> **GIVEN REQUEST**
Pull every line containing "JSON" out of the material below.

[Saved data entries]
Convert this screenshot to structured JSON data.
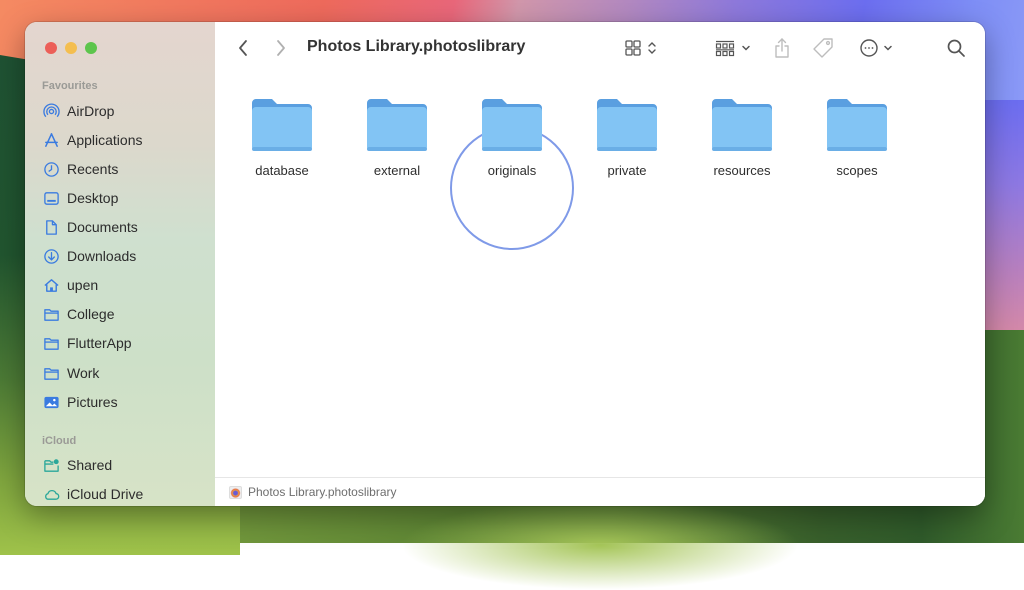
{
  "window": {
    "title": "Photos Library.photoslibrary"
  },
  "sidebar": {
    "sections": [
      {
        "label": "Favourites",
        "items": [
          {
            "label": "AirDrop",
            "icon": "airdrop-icon"
          },
          {
            "label": "Applications",
            "icon": "applications-icon"
          },
          {
            "label": "Recents",
            "icon": "clock-icon"
          },
          {
            "label": "Desktop",
            "icon": "desktop-icon"
          },
          {
            "label": "Documents",
            "icon": "document-icon"
          },
          {
            "label": "Downloads",
            "icon": "download-icon"
          },
          {
            "label": "upen",
            "icon": "home-icon"
          },
          {
            "label": "College",
            "icon": "folder-icon"
          },
          {
            "label": "FlutterApp",
            "icon": "folder-icon"
          },
          {
            "label": "Work",
            "icon": "folder-icon"
          },
          {
            "label": "Pictures",
            "icon": "pictures-icon"
          }
        ]
      },
      {
        "label": "iCloud",
        "items": [
          {
            "label": "Shared",
            "icon": "shared-folder-icon"
          },
          {
            "label": "iCloud Drive",
            "icon": "cloud-icon"
          }
        ]
      }
    ]
  },
  "toolbar": {
    "back": "back",
    "forward": "forward",
    "view_mode": "icon-view",
    "group": "group",
    "share": "share",
    "tags": "tags",
    "more": "more",
    "search": "search"
  },
  "folders": [
    {
      "name": "database",
      "highlighted": false
    },
    {
      "name": "external",
      "highlighted": false
    },
    {
      "name": "originals",
      "highlighted": true
    },
    {
      "name": "private",
      "highlighted": false
    },
    {
      "name": "resources",
      "highlighted": false
    },
    {
      "name": "scopes",
      "highlighted": false
    }
  ],
  "statusbar": {
    "path": "Photos Library.photoslibrary"
  },
  "colors": {
    "accent": "#3478f6",
    "folder": "#82c4f4",
    "folder_tab": "#5a9fe0",
    "highlight_ring": "#7f9ae8"
  }
}
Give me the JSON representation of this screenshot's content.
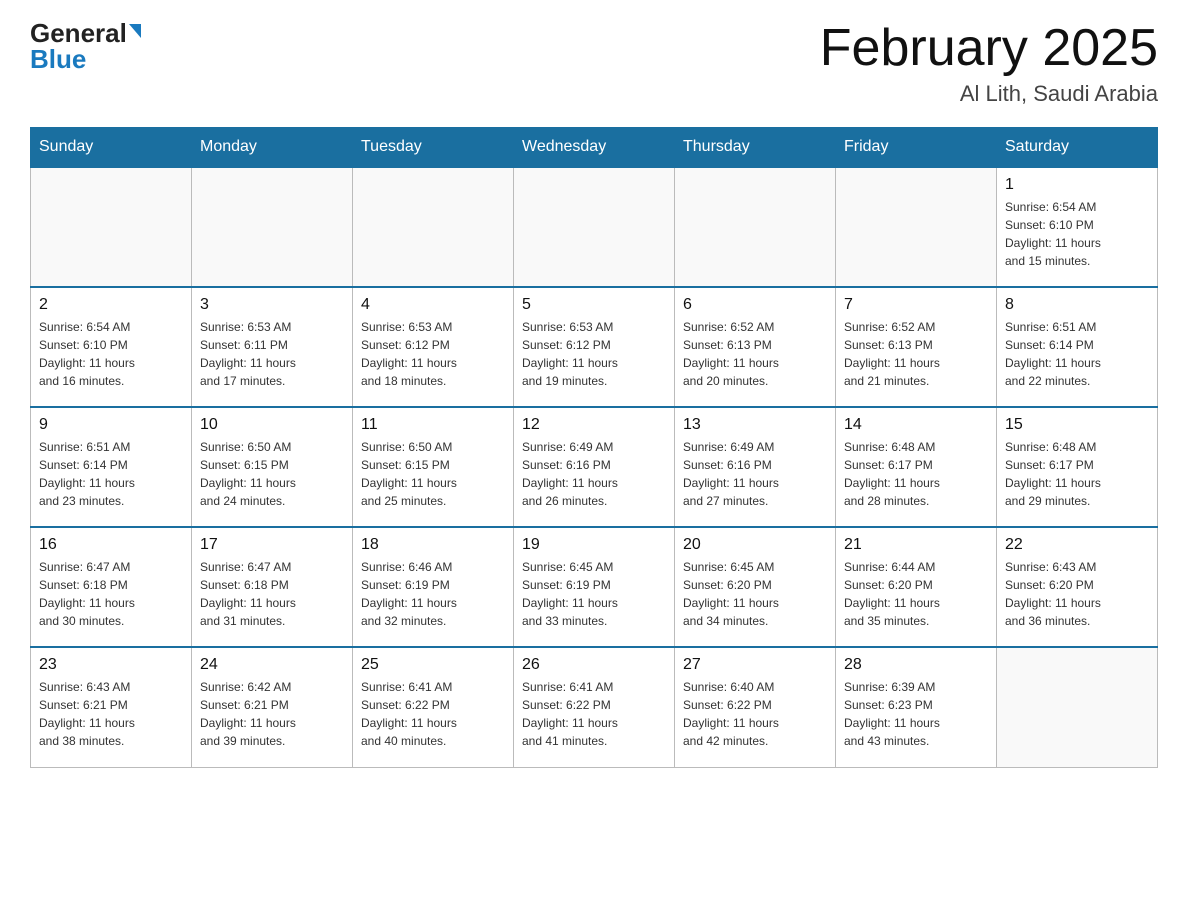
{
  "header": {
    "logo_general": "General",
    "logo_blue": "Blue",
    "month_title": "February 2025",
    "location": "Al Lith, Saudi Arabia"
  },
  "weekdays": [
    "Sunday",
    "Monday",
    "Tuesday",
    "Wednesday",
    "Thursday",
    "Friday",
    "Saturday"
  ],
  "weeks": [
    [
      {
        "day": "",
        "info": ""
      },
      {
        "day": "",
        "info": ""
      },
      {
        "day": "",
        "info": ""
      },
      {
        "day": "",
        "info": ""
      },
      {
        "day": "",
        "info": ""
      },
      {
        "day": "",
        "info": ""
      },
      {
        "day": "1",
        "info": "Sunrise: 6:54 AM\nSunset: 6:10 PM\nDaylight: 11 hours\nand 15 minutes."
      }
    ],
    [
      {
        "day": "2",
        "info": "Sunrise: 6:54 AM\nSunset: 6:10 PM\nDaylight: 11 hours\nand 16 minutes."
      },
      {
        "day": "3",
        "info": "Sunrise: 6:53 AM\nSunset: 6:11 PM\nDaylight: 11 hours\nand 17 minutes."
      },
      {
        "day": "4",
        "info": "Sunrise: 6:53 AM\nSunset: 6:12 PM\nDaylight: 11 hours\nand 18 minutes."
      },
      {
        "day": "5",
        "info": "Sunrise: 6:53 AM\nSunset: 6:12 PM\nDaylight: 11 hours\nand 19 minutes."
      },
      {
        "day": "6",
        "info": "Sunrise: 6:52 AM\nSunset: 6:13 PM\nDaylight: 11 hours\nand 20 minutes."
      },
      {
        "day": "7",
        "info": "Sunrise: 6:52 AM\nSunset: 6:13 PM\nDaylight: 11 hours\nand 21 minutes."
      },
      {
        "day": "8",
        "info": "Sunrise: 6:51 AM\nSunset: 6:14 PM\nDaylight: 11 hours\nand 22 minutes."
      }
    ],
    [
      {
        "day": "9",
        "info": "Sunrise: 6:51 AM\nSunset: 6:14 PM\nDaylight: 11 hours\nand 23 minutes."
      },
      {
        "day": "10",
        "info": "Sunrise: 6:50 AM\nSunset: 6:15 PM\nDaylight: 11 hours\nand 24 minutes."
      },
      {
        "day": "11",
        "info": "Sunrise: 6:50 AM\nSunset: 6:15 PM\nDaylight: 11 hours\nand 25 minutes."
      },
      {
        "day": "12",
        "info": "Sunrise: 6:49 AM\nSunset: 6:16 PM\nDaylight: 11 hours\nand 26 minutes."
      },
      {
        "day": "13",
        "info": "Sunrise: 6:49 AM\nSunset: 6:16 PM\nDaylight: 11 hours\nand 27 minutes."
      },
      {
        "day": "14",
        "info": "Sunrise: 6:48 AM\nSunset: 6:17 PM\nDaylight: 11 hours\nand 28 minutes."
      },
      {
        "day": "15",
        "info": "Sunrise: 6:48 AM\nSunset: 6:17 PM\nDaylight: 11 hours\nand 29 minutes."
      }
    ],
    [
      {
        "day": "16",
        "info": "Sunrise: 6:47 AM\nSunset: 6:18 PM\nDaylight: 11 hours\nand 30 minutes."
      },
      {
        "day": "17",
        "info": "Sunrise: 6:47 AM\nSunset: 6:18 PM\nDaylight: 11 hours\nand 31 minutes."
      },
      {
        "day": "18",
        "info": "Sunrise: 6:46 AM\nSunset: 6:19 PM\nDaylight: 11 hours\nand 32 minutes."
      },
      {
        "day": "19",
        "info": "Sunrise: 6:45 AM\nSunset: 6:19 PM\nDaylight: 11 hours\nand 33 minutes."
      },
      {
        "day": "20",
        "info": "Sunrise: 6:45 AM\nSunset: 6:20 PM\nDaylight: 11 hours\nand 34 minutes."
      },
      {
        "day": "21",
        "info": "Sunrise: 6:44 AM\nSunset: 6:20 PM\nDaylight: 11 hours\nand 35 minutes."
      },
      {
        "day": "22",
        "info": "Sunrise: 6:43 AM\nSunset: 6:20 PM\nDaylight: 11 hours\nand 36 minutes."
      }
    ],
    [
      {
        "day": "23",
        "info": "Sunrise: 6:43 AM\nSunset: 6:21 PM\nDaylight: 11 hours\nand 38 minutes."
      },
      {
        "day": "24",
        "info": "Sunrise: 6:42 AM\nSunset: 6:21 PM\nDaylight: 11 hours\nand 39 minutes."
      },
      {
        "day": "25",
        "info": "Sunrise: 6:41 AM\nSunset: 6:22 PM\nDaylight: 11 hours\nand 40 minutes."
      },
      {
        "day": "26",
        "info": "Sunrise: 6:41 AM\nSunset: 6:22 PM\nDaylight: 11 hours\nand 41 minutes."
      },
      {
        "day": "27",
        "info": "Sunrise: 6:40 AM\nSunset: 6:22 PM\nDaylight: 11 hours\nand 42 minutes."
      },
      {
        "day": "28",
        "info": "Sunrise: 6:39 AM\nSunset: 6:23 PM\nDaylight: 11 hours\nand 43 minutes."
      },
      {
        "day": "",
        "info": ""
      }
    ]
  ]
}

> **OUTPUT OF THE TASK**
Convert this screenshot to structured JSON data.
Give me the JSON representation of this screenshot's content.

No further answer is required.